Task requirements: Each record must be reproduced exactly as it is shown.
-------------------------
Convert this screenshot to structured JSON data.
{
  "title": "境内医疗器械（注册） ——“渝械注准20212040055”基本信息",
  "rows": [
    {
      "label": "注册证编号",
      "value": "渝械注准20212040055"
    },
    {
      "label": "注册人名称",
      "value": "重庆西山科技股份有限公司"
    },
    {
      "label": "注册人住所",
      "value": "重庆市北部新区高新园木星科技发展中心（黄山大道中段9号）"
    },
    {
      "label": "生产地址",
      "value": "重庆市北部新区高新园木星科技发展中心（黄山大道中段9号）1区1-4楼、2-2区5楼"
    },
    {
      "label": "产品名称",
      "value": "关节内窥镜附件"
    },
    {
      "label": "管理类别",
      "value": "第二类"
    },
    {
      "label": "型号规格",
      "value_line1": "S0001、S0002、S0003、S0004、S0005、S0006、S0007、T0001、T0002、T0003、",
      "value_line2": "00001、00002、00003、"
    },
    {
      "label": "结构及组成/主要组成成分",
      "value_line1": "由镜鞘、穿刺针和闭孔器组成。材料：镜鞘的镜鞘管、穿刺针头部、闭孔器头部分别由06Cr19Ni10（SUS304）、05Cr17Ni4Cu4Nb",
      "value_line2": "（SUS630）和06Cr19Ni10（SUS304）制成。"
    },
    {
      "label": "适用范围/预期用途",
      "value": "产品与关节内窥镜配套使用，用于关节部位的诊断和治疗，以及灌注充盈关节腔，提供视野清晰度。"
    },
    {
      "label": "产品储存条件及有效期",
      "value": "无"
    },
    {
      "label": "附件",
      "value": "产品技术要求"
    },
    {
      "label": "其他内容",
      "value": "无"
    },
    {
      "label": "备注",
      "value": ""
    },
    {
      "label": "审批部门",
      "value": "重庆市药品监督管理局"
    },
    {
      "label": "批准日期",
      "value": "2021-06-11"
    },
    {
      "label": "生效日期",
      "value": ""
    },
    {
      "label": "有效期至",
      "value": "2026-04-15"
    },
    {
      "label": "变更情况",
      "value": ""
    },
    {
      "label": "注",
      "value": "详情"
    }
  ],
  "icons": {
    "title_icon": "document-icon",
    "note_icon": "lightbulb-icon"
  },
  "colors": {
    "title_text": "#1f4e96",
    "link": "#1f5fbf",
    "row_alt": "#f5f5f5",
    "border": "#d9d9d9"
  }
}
-------------------------
Problem solution:
Convert this screenshot to structured JSON data.
{
  "title": "境内医疗器械（注册） ——“渝械注准20212040055”基本信息",
  "rows": [
    {
      "label": "注册证编号",
      "value": "渝械注准20212040055"
    },
    {
      "label": "注册人名称",
      "value": "重庆西山科技股份有限公司"
    },
    {
      "label": "注册人住所",
      "value": "重庆市北部新区高新园木星科技发展中心（黄山大道中段9号）"
    },
    {
      "label": "生产地址",
      "value": "重庆市北部新区高新园木星科技发展中心（黄山大道中段9号）1区1-4楼、2-2区5楼"
    },
    {
      "label": "产品名称",
      "value": "关节内窥镜附件"
    },
    {
      "label": "管理类别",
      "value": "第二类"
    },
    {
      "label": "型号规格",
      "value_line1": "S0001、S0002、S0003、S0004、S0005、S0006、S0007、T0001、T0002、T0003、",
      "value_line2": "00001、00002、00003、"
    },
    {
      "label": "结构及组成/主要组成成分",
      "value_line1": "由镜鞘、穿刺针和闭孔器组成。材料：镜鞘的镜鞘管、穿刺针头部、闭孔器头部分别由06Cr19Ni10（SUS304）、05Cr17Ni4Cu4Nb",
      "value_line2": "（SUS630）和06Cr19Ni10（SUS304）制成。"
    },
    {
      "label": "适用范围/预期用途",
      "value": "产品与关节内窥镜配套使用，用于关节部位的诊断和治疗，以及灌注充盈关节腔，提供视野清晰度。"
    },
    {
      "label": "产品储存条件及有效期",
      "value": "无"
    },
    {
      "label": "附件",
      "value": "产品技术要求"
    },
    {
      "label": "其他内容",
      "value": "无"
    },
    {
      "label": "备注",
      "value": ""
    },
    {
      "label": "审批部门",
      "value": "重庆市药品监督管理局"
    },
    {
      "label": "批准日期",
      "value": "2021-06-11"
    },
    {
      "label": "生效日期",
      "value": ""
    },
    {
      "label": "有效期至",
      "value": "2026-04-15"
    },
    {
      "label": "变更情况",
      "value": ""
    },
    {
      "label": "注",
      "value": "详情"
    }
  ],
  "icons": {
    "title_icon": "document-icon",
    "note_icon": "lightbulb-icon"
  },
  "colors": {
    "title_text": "#1f4e96",
    "link": "#1f5fbf",
    "row_alt": "#f5f5f5",
    "border": "#d9d9d9"
  }
}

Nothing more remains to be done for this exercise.